Copy out every line of the material below without changing a single character.

━━━━━ DATASET EXCERPTS ━━━━━

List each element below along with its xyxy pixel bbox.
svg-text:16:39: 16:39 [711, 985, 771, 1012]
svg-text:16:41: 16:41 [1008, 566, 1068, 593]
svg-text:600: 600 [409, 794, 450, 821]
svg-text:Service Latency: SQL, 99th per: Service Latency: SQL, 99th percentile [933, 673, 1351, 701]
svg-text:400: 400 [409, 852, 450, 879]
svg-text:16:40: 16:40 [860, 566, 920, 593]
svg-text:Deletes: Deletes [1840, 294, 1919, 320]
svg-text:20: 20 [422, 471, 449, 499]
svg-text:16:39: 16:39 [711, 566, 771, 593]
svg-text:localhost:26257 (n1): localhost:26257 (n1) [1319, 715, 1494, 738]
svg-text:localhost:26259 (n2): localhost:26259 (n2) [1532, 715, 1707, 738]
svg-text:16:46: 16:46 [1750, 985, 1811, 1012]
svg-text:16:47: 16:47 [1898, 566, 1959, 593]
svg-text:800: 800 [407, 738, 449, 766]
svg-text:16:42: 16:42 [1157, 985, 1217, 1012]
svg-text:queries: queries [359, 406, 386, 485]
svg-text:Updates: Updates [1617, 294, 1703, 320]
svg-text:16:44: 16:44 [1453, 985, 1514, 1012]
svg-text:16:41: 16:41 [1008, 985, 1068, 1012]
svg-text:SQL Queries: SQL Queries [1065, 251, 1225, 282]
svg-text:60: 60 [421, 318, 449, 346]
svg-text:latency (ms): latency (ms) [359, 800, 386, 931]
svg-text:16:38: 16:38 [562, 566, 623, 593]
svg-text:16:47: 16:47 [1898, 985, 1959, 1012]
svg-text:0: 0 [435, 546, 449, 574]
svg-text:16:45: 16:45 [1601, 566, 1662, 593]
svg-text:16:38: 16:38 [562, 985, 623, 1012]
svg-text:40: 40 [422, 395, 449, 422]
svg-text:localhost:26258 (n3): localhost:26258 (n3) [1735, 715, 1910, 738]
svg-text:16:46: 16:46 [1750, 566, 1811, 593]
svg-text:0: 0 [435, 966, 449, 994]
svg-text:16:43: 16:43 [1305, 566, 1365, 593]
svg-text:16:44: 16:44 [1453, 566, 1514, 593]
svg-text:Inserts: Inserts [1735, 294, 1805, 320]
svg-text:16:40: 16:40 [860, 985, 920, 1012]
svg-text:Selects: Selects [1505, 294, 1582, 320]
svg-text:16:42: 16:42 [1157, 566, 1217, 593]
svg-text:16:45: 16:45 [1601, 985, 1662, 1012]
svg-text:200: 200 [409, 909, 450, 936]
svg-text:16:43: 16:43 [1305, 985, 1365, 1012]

━━━━━

## RESULT OF THIS EXERCISE
List each element below along with its xyxy pixel bbox.
svg-text:16:39: 16:39 [711, 985, 771, 1012]
svg-text:16:41: 16:41 [1008, 566, 1068, 593]
svg-text:600: 600 [409, 794, 450, 821]
svg-text:Service Latency: SQL, 99th per: Service Latency: SQL, 99th percentile [933, 673, 1351, 701]
svg-text:400: 400 [409, 852, 450, 879]
svg-text:16:40: 16:40 [860, 566, 920, 593]
svg-text:Deletes: Deletes [1840, 294, 1919, 320]
svg-text:20: 20 [422, 471, 449, 499]
svg-text:16:39: 16:39 [711, 566, 771, 593]
svg-text:localhost:26257 (n1): localhost:26257 (n1) [1319, 715, 1494, 738]
svg-text:localhost:26259 (n2): localhost:26259 (n2) [1532, 715, 1707, 738]
svg-text:16:46: 16:46 [1750, 985, 1811, 1012]
svg-text:16:47: 16:47 [1898, 566, 1959, 593]
svg-text:800: 800 [407, 738, 449, 766]
svg-text:16:42: 16:42 [1157, 985, 1217, 1012]
svg-text:queries: queries [359, 406, 386, 485]
svg-text:Updates: Updates [1617, 294, 1703, 320]
svg-text:16:44: 16:44 [1453, 985, 1514, 1012]
svg-text:16:41: 16:41 [1008, 985, 1068, 1012]
svg-text:SQL Queries: SQL Queries [1065, 251, 1225, 282]
svg-text:60: 60 [421, 318, 449, 346]
svg-text:latency (ms): latency (ms) [359, 800, 386, 931]
svg-text:16:38: 16:38 [562, 566, 623, 593]
svg-text:16:47: 16:47 [1898, 985, 1959, 1012]
svg-text:0: 0 [435, 546, 449, 574]
svg-text:16:45: 16:45 [1601, 566, 1662, 593]
svg-text:16:38: 16:38 [562, 985, 623, 1012]
svg-text:40: 40 [422, 395, 449, 422]
svg-text:localhost:26258 (n3): localhost:26258 (n3) [1735, 715, 1910, 738]
svg-text:16:46: 16:46 [1750, 566, 1811, 593]
svg-text:0: 0 [435, 966, 449, 994]
svg-text:16:43: 16:43 [1305, 566, 1365, 593]
svg-text:16:44: 16:44 [1453, 566, 1514, 593]
svg-text:Inserts: Inserts [1735, 294, 1805, 320]
svg-text:16:40: 16:40 [860, 985, 920, 1012]
svg-text:Selects: Selects [1505, 294, 1582, 320]
svg-text:16:42: 16:42 [1157, 566, 1217, 593]
svg-text:16:45: 16:45 [1601, 985, 1662, 1012]
svg-text:200: 200 [409, 909, 450, 936]
svg-text:16:43: 16:43 [1305, 985, 1365, 1012]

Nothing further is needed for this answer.